(Data entries)
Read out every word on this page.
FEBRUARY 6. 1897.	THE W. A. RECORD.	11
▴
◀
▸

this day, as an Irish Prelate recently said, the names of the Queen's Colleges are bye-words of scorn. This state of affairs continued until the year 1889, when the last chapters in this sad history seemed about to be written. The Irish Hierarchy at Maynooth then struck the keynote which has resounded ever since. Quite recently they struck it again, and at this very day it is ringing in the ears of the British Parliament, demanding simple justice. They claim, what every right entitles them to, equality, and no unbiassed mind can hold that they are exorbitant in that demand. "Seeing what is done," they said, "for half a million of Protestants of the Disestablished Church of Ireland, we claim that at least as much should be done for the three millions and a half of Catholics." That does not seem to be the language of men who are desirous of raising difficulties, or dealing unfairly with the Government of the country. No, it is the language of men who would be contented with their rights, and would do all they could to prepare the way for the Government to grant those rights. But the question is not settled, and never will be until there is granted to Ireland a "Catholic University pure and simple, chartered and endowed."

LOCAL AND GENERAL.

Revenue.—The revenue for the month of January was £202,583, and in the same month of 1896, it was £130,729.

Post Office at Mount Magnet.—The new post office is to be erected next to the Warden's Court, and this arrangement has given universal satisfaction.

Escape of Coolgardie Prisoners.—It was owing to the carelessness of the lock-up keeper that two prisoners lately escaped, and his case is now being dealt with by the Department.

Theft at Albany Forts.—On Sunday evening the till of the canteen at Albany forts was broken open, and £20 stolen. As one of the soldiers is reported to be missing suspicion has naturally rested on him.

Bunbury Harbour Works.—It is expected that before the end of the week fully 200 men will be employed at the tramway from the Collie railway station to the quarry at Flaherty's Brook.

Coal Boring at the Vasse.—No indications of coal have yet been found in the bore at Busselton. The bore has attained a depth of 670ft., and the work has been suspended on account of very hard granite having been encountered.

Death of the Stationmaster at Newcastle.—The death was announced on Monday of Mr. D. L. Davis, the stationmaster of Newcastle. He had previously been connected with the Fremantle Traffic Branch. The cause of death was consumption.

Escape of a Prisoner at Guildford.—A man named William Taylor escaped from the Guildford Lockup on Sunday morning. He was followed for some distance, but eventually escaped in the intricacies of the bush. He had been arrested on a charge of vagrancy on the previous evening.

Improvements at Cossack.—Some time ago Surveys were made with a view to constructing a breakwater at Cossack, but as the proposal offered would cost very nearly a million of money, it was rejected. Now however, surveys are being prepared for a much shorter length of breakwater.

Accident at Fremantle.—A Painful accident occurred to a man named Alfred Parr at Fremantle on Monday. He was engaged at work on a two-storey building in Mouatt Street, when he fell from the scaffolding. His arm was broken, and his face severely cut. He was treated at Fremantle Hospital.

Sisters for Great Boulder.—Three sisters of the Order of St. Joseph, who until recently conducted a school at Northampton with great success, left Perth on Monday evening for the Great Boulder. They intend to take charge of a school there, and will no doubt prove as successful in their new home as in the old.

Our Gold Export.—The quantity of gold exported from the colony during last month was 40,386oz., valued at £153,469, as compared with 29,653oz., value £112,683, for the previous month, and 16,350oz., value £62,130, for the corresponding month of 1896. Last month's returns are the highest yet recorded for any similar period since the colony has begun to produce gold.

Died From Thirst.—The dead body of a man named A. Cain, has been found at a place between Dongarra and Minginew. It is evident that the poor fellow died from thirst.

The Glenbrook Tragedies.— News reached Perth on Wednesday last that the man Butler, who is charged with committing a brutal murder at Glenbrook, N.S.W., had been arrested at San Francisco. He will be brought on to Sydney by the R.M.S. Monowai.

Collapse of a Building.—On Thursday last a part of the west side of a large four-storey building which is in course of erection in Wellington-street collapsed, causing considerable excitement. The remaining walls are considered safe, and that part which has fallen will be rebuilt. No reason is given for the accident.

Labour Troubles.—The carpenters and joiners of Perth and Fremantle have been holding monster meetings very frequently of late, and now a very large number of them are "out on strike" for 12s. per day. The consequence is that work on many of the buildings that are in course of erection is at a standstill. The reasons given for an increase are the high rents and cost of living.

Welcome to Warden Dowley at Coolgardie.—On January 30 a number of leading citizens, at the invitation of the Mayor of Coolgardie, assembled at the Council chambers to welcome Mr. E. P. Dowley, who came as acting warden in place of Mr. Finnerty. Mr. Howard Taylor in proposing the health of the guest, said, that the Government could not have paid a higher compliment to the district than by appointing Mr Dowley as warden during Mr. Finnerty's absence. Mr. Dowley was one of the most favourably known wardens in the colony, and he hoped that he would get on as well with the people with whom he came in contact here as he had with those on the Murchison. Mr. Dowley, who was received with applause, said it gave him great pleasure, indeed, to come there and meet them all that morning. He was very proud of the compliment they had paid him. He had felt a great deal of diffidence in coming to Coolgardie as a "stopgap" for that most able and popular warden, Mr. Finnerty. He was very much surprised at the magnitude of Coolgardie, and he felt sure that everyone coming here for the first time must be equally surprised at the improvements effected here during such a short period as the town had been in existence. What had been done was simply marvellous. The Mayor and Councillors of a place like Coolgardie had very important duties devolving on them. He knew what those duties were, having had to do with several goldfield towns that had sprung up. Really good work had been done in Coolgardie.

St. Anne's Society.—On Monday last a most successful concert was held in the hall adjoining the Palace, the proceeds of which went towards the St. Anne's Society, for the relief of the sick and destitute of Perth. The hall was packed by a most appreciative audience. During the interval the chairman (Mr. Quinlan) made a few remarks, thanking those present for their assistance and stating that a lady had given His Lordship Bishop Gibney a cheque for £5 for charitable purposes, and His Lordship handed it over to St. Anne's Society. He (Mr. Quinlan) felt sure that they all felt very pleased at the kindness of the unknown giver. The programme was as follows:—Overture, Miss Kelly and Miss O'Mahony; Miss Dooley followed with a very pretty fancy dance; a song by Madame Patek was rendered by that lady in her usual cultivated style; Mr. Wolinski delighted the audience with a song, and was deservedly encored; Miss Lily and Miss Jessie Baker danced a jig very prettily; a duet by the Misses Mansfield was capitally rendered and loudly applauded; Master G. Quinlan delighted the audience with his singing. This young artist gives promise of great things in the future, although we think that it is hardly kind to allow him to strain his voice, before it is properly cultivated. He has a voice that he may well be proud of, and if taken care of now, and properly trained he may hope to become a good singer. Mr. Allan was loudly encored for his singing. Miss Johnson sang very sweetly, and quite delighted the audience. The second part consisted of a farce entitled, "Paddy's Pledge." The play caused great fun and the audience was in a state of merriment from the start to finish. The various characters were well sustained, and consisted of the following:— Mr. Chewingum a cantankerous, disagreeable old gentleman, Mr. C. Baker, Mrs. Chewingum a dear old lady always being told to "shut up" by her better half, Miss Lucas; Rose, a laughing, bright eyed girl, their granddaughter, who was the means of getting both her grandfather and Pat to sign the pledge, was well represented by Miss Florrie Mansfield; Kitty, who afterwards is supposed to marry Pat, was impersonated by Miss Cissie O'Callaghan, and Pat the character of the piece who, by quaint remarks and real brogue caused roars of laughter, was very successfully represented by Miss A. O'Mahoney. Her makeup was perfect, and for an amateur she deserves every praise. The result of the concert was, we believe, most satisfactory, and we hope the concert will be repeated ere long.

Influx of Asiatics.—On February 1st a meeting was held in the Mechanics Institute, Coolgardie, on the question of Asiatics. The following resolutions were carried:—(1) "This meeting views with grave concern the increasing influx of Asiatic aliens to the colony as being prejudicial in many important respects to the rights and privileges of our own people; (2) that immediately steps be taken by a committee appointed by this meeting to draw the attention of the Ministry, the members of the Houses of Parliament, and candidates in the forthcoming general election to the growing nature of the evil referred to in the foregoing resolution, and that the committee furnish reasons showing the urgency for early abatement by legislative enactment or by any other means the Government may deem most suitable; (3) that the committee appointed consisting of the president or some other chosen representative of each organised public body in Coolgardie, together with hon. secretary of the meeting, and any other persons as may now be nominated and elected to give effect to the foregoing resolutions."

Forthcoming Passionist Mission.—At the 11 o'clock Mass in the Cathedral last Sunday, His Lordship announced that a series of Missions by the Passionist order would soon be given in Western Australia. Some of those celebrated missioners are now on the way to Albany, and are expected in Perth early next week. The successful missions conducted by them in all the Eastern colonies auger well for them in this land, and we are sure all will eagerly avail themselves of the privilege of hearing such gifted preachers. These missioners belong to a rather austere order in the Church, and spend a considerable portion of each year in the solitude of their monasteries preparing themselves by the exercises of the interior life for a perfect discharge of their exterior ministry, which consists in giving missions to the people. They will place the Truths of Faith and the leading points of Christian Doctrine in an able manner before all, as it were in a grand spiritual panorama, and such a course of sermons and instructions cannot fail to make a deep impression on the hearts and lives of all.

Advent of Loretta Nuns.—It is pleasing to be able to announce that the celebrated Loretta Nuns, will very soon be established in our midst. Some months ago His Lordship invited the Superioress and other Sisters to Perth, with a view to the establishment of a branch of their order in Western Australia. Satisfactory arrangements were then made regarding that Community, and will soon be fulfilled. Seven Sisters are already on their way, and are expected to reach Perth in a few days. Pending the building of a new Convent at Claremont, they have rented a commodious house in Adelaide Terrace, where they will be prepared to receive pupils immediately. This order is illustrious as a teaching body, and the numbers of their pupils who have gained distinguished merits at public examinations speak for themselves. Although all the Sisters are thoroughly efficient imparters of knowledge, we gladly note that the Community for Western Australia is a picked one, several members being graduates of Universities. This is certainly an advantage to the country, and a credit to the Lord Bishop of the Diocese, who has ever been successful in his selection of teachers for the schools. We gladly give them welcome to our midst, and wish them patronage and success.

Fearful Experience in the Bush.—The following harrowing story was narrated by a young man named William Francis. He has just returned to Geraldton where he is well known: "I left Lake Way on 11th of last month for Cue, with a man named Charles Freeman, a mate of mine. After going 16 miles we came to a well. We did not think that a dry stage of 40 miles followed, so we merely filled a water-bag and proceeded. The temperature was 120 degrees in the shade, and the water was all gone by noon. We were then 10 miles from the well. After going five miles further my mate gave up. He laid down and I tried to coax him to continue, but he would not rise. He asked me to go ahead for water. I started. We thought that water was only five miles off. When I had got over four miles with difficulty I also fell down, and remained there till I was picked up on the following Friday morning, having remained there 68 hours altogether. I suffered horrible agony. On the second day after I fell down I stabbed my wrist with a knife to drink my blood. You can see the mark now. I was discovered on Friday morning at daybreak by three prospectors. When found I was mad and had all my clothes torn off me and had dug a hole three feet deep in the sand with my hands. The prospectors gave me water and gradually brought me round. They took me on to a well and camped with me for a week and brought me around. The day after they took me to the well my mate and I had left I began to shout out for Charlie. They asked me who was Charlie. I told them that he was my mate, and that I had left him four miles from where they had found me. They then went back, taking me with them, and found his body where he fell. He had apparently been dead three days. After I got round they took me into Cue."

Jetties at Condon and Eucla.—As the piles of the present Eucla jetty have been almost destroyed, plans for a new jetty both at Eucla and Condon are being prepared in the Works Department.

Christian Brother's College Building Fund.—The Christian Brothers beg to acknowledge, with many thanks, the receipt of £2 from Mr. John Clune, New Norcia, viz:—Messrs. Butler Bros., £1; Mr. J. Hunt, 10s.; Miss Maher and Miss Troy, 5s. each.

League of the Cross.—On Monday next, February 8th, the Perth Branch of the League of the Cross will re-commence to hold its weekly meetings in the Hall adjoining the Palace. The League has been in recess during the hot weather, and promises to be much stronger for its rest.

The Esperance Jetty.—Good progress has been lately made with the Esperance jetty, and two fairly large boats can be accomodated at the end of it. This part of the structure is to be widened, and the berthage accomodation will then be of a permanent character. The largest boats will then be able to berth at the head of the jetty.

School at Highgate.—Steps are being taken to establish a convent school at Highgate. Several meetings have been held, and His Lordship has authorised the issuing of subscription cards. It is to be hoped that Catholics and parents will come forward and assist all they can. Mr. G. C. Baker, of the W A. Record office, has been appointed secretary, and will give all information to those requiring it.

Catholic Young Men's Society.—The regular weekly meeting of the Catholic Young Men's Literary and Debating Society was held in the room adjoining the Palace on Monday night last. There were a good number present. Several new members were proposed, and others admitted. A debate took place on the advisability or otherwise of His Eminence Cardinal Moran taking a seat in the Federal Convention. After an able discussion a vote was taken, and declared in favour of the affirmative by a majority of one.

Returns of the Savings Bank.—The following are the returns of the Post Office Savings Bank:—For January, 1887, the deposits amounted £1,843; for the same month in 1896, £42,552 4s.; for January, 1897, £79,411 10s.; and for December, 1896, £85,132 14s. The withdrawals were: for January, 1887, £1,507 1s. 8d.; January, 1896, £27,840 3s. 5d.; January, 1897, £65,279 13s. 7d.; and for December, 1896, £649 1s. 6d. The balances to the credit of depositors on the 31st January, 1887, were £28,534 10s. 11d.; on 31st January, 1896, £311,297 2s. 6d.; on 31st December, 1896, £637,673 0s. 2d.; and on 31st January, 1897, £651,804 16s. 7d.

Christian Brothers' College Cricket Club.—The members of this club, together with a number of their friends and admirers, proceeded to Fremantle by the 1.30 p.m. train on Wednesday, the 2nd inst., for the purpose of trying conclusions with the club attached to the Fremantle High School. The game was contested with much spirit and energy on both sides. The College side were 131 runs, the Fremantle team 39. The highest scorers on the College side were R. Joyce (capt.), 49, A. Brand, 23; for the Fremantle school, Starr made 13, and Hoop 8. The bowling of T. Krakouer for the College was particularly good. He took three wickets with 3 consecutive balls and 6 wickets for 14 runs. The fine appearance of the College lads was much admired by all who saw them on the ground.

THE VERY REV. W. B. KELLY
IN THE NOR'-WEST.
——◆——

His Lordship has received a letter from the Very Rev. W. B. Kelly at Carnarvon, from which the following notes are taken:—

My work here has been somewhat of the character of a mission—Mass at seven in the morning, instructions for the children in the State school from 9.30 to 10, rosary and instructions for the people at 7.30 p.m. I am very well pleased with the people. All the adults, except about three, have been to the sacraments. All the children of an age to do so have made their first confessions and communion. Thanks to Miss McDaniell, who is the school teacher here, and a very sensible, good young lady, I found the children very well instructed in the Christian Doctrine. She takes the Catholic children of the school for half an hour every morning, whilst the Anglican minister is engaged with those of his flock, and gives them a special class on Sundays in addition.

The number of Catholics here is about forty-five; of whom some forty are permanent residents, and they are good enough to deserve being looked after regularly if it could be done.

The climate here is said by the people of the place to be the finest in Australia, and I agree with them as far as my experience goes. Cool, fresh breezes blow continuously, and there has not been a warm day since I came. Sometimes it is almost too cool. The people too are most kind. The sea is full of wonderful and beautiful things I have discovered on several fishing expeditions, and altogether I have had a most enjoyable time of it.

*Exercise directions*.
Gather all lines where the word "million" appears.

*The response*.
this day, as an Irish Prelate recently said, the names of the Queen's Colleges are bye-words of scorn. This state of affairs continued until the year 1889, when the last chapters in this sad history seemed about to be written. The Irish Hierarchy at Maynooth then struck the keynote which has resounded ever since. Quite recently they struck it again, and at this very day it is ringing in the ears of the British Parliament, demanding simple justice. They claim, what every right entitles them to, equality, and no unbiassed mind can hold that they are exorbitant in that demand. "Seeing what is done," they said, "for half a million of Protestants of the Disestablished Church of Ireland, we claim that at least as much should be done for the three millions and a half of Catholics." That does not seem to be the language of men who are desirous of raising difficulties, or dealing unfairly with the Government of the country. No, it is the language of men who would be contented with their rights, and would do all they could to prepare the way for the Government to grant those rights. But the question is not settled, and never will be until there is granted to Ireland a "Catholic University pure and simple, chartered and endowed."
Improvements at Cossack.—Some time ago Surveys were made with a view to constructing a breakwater at Cossack, but as the proposal offered would cost very nearly a million of money, it was rejected. Now however, surveys are being prepared for a much shorter length of breakwater.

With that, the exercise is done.